■ **Exercise task**:
Leave out the pictures and repeat every record exactly.

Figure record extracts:
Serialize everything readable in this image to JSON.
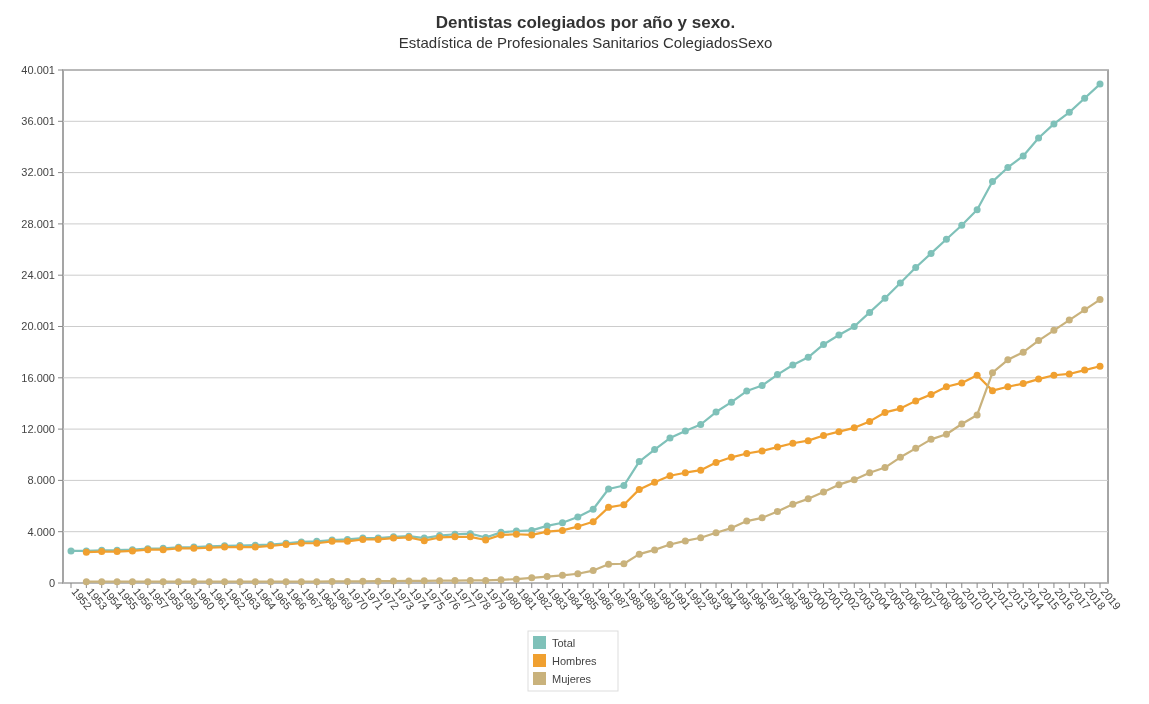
{
  "chart_data": {
    "type": "line",
    "title": "Dentistas colegiados por año y sexo.",
    "subtitle": "Estadística de Profesionales Sanitarios ColegiadosSexo",
    "categories": [
      "1952",
      "1953",
      "1954",
      "1955",
      "1956",
      "1957",
      "1958",
      "1959",
      "1960",
      "1961",
      "1962",
      "1963",
      "1964",
      "1965",
      "1966",
      "1967",
      "1968",
      "1969",
      "1970",
      "1971",
      "1972",
      "1973",
      "1974",
      "1975",
      "1976",
      "1977",
      "1978",
      "1979",
      "1980",
      "1981",
      "1982",
      "1983",
      "1984",
      "1985",
      "1986",
      "1987",
      "1988",
      "1989",
      "1990",
      "1991",
      "1992",
      "1993",
      "1994",
      "1995",
      "1996",
      "1997",
      "1998",
      "1999",
      "2000",
      "2001",
      "2002",
      "2003",
      "2004",
      "2005",
      "2006",
      "2007",
      "2008",
      "2009",
      "2010",
      "2011",
      "2012",
      "2013",
      "2014",
      "2015",
      "2016",
      "2017",
      "2018",
      "2019"
    ],
    "series": [
      {
        "name": "Total",
        "color": "#7fc1b9",
        "values": [
          2500,
          2500,
          2550,
          2560,
          2600,
          2680,
          2700,
          2780,
          2800,
          2850,
          2900,
          2920,
          2950,
          3000,
          3100,
          3200,
          3250,
          3350,
          3400,
          3500,
          3500,
          3600,
          3650,
          3500,
          3700,
          3800,
          3850,
          3550,
          3950,
          4050,
          4100,
          4450,
          4700,
          5150,
          5750,
          7330,
          7600,
          9470,
          10400,
          11300,
          11860,
          12360,
          13330,
          14100,
          14970,
          15400,
          16250,
          17000,
          17600,
          18600,
          19340,
          20000,
          21100,
          22200,
          23400,
          24600,
          25700,
          26800,
          27900,
          29100,
          31300,
          32400,
          33300,
          34700,
          35800,
          36700,
          37800,
          38900
        ]
      },
      {
        "name": "Hombres",
        "color": "#f0a030",
        "values": [
          null,
          2400,
          2450,
          2450,
          2500,
          2600,
          2600,
          2700,
          2700,
          2750,
          2800,
          2800,
          2800,
          2900,
          3000,
          3100,
          3100,
          3250,
          3250,
          3400,
          3400,
          3500,
          3550,
          3300,
          3550,
          3600,
          3600,
          3350,
          3750,
          3800,
          3750,
          4000,
          4100,
          4400,
          4780,
          5900,
          6100,
          7300,
          7860,
          8360,
          8600,
          8800,
          9400,
          9800,
          10100,
          10300,
          10600,
          10900,
          11100,
          11500,
          11800,
          12100,
          12600,
          13300,
          13600,
          14200,
          14700,
          15300,
          15600,
          16200,
          15000,
          15300,
          15550,
          15900,
          16200,
          16300,
          16600,
          16900
        ]
      },
      {
        "name": "Mujeres",
        "color": "#c9b27c",
        "values": [
          null,
          100,
          100,
          100,
          100,
          100,
          100,
          100,
          100,
          100,
          100,
          100,
          100,
          100,
          100,
          100,
          100,
          120,
          120,
          130,
          140,
          150,
          160,
          170,
          180,
          190,
          200,
          200,
          250,
          300,
          400,
          500,
          600,
          720,
          970,
          1470,
          1500,
          2250,
          2580,
          3000,
          3280,
          3530,
          3920,
          4280,
          4830,
          5080,
          5580,
          6140,
          6560,
          7100,
          7670,
          8060,
          8600,
          9000,
          9800,
          10500,
          11200,
          11600,
          12400,
          13100,
          16400,
          17400,
          18000,
          18900,
          19700,
          20500,
          21300,
          22100
        ]
      }
    ],
    "ylim": [
      0,
      40001
    ],
    "yticks": [
      0,
      {
        "value": 4000,
        "label": "4.000"
      },
      {
        "value": 8000,
        "label": "8.000"
      },
      {
        "value": 12000,
        "label": "12.000"
      },
      {
        "value": 16000,
        "label": "16.000"
      },
      {
        "value": 20001,
        "label": "20.001"
      },
      {
        "value": 24001,
        "label": "24.001"
      },
      {
        "value": 28001,
        "label": "28.001"
      },
      {
        "value": 32001,
        "label": "32.001"
      },
      {
        "value": 36001,
        "label": "36.001"
      },
      {
        "value": 40001,
        "label": "40.001"
      }
    ],
    "grid": "y",
    "legend": "bottom",
    "marker": "circle",
    "line_style": "solid"
  }
}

■ **Written answer**:
Serialize everything readable in this image to JSON.
{
  "chart_data": {
    "type": "line",
    "title": "Dentistas colegiados por año y sexo.",
    "subtitle": "Estadística de Profesionales Sanitarios ColegiadosSexo",
    "categories": [
      "1952",
      "1953",
      "1954",
      "1955",
      "1956",
      "1957",
      "1958",
      "1959",
      "1960",
      "1961",
      "1962",
      "1963",
      "1964",
      "1965",
      "1966",
      "1967",
      "1968",
      "1969",
      "1970",
      "1971",
      "1972",
      "1973",
      "1974",
      "1975",
      "1976",
      "1977",
      "1978",
      "1979",
      "1980",
      "1981",
      "1982",
      "1983",
      "1984",
      "1985",
      "1986",
      "1987",
      "1988",
      "1989",
      "1990",
      "1991",
      "1992",
      "1993",
      "1994",
      "1995",
      "1996",
      "1997",
      "1998",
      "1999",
      "2000",
      "2001",
      "2002",
      "2003",
      "2004",
      "2005",
      "2006",
      "2007",
      "2008",
      "2009",
      "2010",
      "2011",
      "2012",
      "2013",
      "2014",
      "2015",
      "2016",
      "2017",
      "2018",
      "2019"
    ],
    "series": [
      {
        "name": "Total",
        "color": "#7fc1b9",
        "values": [
          2500,
          2500,
          2550,
          2560,
          2600,
          2680,
          2700,
          2780,
          2800,
          2850,
          2900,
          2920,
          2950,
          3000,
          3100,
          3200,
          3250,
          3350,
          3400,
          3500,
          3500,
          3600,
          3650,
          3500,
          3700,
          3800,
          3850,
          3550,
          3950,
          4050,
          4100,
          4450,
          4700,
          5150,
          5750,
          7330,
          7600,
          9470,
          10400,
          11300,
          11860,
          12360,
          13330,
          14100,
          14970,
          15400,
          16250,
          17000,
          17600,
          18600,
          19340,
          20000,
          21100,
          22200,
          23400,
          24600,
          25700,
          26800,
          27900,
          29100,
          31300,
          32400,
          33300,
          34700,
          35800,
          36700,
          37800,
          38900
        ]
      },
      {
        "name": "Hombres",
        "color": "#f0a030",
        "values": [
          null,
          2400,
          2450,
          2450,
          2500,
          2600,
          2600,
          2700,
          2700,
          2750,
          2800,
          2800,
          2800,
          2900,
          3000,
          3100,
          3100,
          3250,
          3250,
          3400,
          3400,
          3500,
          3550,
          3300,
          3550,
          3600,
          3600,
          3350,
          3750,
          3800,
          3750,
          4000,
          4100,
          4400,
          4780,
          5900,
          6100,
          7300,
          7860,
          8360,
          8600,
          8800,
          9400,
          9800,
          10100,
          10300,
          10600,
          10900,
          11100,
          11500,
          11800,
          12100,
          12600,
          13300,
          13600,
          14200,
          14700,
          15300,
          15600,
          16200,
          15000,
          15300,
          15550,
          15900,
          16200,
          16300,
          16600,
          16900
        ]
      },
      {
        "name": "Mujeres",
        "color": "#c9b27c",
        "values": [
          null,
          100,
          100,
          100,
          100,
          100,
          100,
          100,
          100,
          100,
          100,
          100,
          100,
          100,
          100,
          100,
          100,
          120,
          120,
          130,
          140,
          150,
          160,
          170,
          180,
          190,
          200,
          200,
          250,
          300,
          400,
          500,
          600,
          720,
          970,
          1470,
          1500,
          2250,
          2580,
          3000,
          3280,
          3530,
          3920,
          4280,
          4830,
          5080,
          5580,
          6140,
          6560,
          7100,
          7670,
          8060,
          8600,
          9000,
          9800,
          10500,
          11200,
          11600,
          12400,
          13100,
          16400,
          17400,
          18000,
          18900,
          19700,
          20500,
          21300,
          22100
        ]
      }
    ],
    "ylim": [
      0,
      40001
    ],
    "yticks": [
      0,
      {
        "value": 4000,
        "label": "4.000"
      },
      {
        "value": 8000,
        "label": "8.000"
      },
      {
        "value": 12000,
        "label": "12.000"
      },
      {
        "value": 16000,
        "label": "16.000"
      },
      {
        "value": 20001,
        "label": "20.001"
      },
      {
        "value": 24001,
        "label": "24.001"
      },
      {
        "value": 28001,
        "label": "28.001"
      },
      {
        "value": 32001,
        "label": "32.001"
      },
      {
        "value": 36001,
        "label": "36.001"
      },
      {
        "value": 40001,
        "label": "40.001"
      }
    ],
    "grid": "y",
    "legend": "bottom",
    "marker": "circle",
    "line_style": "solid"
  }
}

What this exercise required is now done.